## [Challenge]
Write out the listing in full, matching it word for word.

=== Data entries ===

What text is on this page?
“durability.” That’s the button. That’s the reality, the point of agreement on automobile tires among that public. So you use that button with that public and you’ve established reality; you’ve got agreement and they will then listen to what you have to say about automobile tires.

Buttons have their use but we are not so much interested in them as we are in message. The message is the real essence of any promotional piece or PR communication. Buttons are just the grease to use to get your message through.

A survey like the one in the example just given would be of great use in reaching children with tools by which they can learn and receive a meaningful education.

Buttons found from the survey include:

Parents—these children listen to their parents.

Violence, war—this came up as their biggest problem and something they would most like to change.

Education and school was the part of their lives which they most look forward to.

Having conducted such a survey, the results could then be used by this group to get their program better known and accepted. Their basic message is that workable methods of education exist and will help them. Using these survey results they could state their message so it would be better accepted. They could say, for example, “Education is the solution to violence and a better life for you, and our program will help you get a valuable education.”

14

===

## [Task output]
What text is on this page?
“durability.” That’s the button. That’s the reality, the point of agreement on automobile tires among that public. So you use that button with that public and you’ve established reality; you’ve got agreement and they will then listen to what you have to say about automobile tires.

Buttons have their use but we are not so much interested in them as we are in message. The message is the real essence of any promotional piece or PR communication. Buttons are just the grease to use to get your message through.

A survey like the one in the example just given would be of great use in reaching children with tools by which they can learn and receive a meaningful education.

Buttons found from the survey include:

Parents—these children listen to their parents.

Violence, war—this came up as their biggest problem and something they would most like to change.

Education and school was the part of their lives which they most look forward to.

Having conducted such a survey, the results could then be used by this group to get their program better known and accepted. Their basic message is that workable methods of education exist and will help them. Using these survey results they could state their message so it would be better accepted. They could say, for example, “Education is the solution to violence and a better life for you, and our program will help you get a valuable education.”

14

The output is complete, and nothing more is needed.